== WRITTEN REQUEST A ==
In the records below, report every line that contains the string "shutdown".

··· DOCUMENT SEGMENT ···

Why Vladimir Putin is more or less certain to resort to force and try to bite off yet another part of Ukraine – soon.
They say timing is everything. Well, here’s an interesting example. Matthew Bryza, former US ambassador to Azerbaidjan, points out an intriguing parallel between Russia’s incursions into Georgia in 2008 and Ukraine in 2014. The link is the Olympic Games. The Georgian war started on the very same day as the Beijing Summer Olympics, August 8, 2008; while the annexation of Crimea began four days before the end of the Winter Olympics in the Russian city of Sochi, whose closing ceremony was held on February 23, 2014.
And now here we are less than a fortnight away from the opening of another such event – the 2022 Winter Olympics to be held (for the sake of variety) in Beijing. Ominous, perhaps?

··· DATA FOR THIS TASK ···

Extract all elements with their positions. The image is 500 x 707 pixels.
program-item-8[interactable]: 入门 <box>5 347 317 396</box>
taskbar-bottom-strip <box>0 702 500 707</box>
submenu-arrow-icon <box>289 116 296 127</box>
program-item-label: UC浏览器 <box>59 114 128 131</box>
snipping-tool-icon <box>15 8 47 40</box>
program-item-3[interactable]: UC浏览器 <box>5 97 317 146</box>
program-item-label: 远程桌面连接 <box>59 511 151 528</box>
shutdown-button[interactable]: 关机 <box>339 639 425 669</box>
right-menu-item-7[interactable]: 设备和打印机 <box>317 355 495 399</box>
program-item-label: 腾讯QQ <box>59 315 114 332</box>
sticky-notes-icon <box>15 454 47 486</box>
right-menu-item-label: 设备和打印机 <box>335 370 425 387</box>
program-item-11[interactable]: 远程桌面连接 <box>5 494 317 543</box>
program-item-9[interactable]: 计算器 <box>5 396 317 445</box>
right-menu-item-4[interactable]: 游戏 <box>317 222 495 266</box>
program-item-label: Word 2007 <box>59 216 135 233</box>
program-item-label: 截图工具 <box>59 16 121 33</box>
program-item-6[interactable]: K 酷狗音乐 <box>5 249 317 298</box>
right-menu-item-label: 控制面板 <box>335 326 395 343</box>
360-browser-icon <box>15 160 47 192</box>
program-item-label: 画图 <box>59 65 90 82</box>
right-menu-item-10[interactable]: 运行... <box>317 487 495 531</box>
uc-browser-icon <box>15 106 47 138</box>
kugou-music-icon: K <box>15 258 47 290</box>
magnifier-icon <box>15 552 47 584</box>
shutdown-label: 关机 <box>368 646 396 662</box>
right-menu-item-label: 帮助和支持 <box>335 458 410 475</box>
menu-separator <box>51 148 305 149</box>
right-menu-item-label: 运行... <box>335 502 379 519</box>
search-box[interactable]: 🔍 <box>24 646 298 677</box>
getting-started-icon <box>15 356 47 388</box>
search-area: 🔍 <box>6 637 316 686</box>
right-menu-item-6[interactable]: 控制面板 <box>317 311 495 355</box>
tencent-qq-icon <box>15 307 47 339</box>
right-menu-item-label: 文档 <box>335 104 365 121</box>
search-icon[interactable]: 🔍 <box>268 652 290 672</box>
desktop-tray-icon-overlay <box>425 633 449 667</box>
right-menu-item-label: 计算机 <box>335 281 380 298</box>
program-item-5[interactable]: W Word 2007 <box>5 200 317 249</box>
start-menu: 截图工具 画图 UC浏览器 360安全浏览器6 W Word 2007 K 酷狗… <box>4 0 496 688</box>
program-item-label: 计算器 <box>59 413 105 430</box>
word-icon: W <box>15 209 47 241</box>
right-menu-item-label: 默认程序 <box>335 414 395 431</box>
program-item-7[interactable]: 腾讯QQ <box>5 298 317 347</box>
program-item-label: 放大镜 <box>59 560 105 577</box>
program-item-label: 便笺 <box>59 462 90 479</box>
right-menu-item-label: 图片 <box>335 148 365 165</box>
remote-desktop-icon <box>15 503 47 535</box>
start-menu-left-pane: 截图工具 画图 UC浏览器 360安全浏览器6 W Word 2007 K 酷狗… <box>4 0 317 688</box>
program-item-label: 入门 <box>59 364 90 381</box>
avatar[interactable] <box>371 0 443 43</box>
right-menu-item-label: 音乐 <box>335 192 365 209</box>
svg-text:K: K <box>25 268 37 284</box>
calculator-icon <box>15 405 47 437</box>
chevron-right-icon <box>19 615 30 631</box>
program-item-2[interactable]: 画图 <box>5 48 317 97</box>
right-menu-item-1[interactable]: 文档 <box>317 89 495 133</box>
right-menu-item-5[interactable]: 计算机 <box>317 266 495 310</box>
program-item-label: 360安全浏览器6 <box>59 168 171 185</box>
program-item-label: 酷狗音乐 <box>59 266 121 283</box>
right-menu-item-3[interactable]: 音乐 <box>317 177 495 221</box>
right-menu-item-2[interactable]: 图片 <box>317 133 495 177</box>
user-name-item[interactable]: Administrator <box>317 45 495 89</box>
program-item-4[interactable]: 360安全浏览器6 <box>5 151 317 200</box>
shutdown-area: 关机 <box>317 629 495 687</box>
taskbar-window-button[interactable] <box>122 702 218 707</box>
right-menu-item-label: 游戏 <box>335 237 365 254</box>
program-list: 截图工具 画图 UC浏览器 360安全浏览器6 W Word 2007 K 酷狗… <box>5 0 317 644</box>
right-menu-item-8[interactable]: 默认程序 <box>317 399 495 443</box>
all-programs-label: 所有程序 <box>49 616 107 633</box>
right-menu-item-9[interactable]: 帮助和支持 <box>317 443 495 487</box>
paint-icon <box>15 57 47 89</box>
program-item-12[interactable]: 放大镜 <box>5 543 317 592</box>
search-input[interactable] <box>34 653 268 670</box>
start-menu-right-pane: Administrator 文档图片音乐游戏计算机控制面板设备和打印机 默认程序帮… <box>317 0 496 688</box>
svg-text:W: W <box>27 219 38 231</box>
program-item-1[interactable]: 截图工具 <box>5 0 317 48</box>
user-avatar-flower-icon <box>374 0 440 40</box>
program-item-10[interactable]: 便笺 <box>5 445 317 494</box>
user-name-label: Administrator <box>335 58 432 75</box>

···

== WRITTEN REQUEST B ==
Answer these questions using the article on Russia and the Olympics above.
(i) On what date did the Georgian war start?
(ii) On what date was the closing ceremony of the Sochi Winter Olympics held?
(iii) In which city are the 2022 Winter Olympics to be held?

== FULL SOLUTION A ==
shutdown-button[interactable]: 关机 <box>339 639 425 669</box>
shutdown-label: 关机 <box>368 646 396 662</box>
shutdown-area: 关机 <box>317 629 495 687</box>

== FULL SOLUTION B ==
(i) August 8, 2008
(ii) February 23, 2014
(iii) Beijing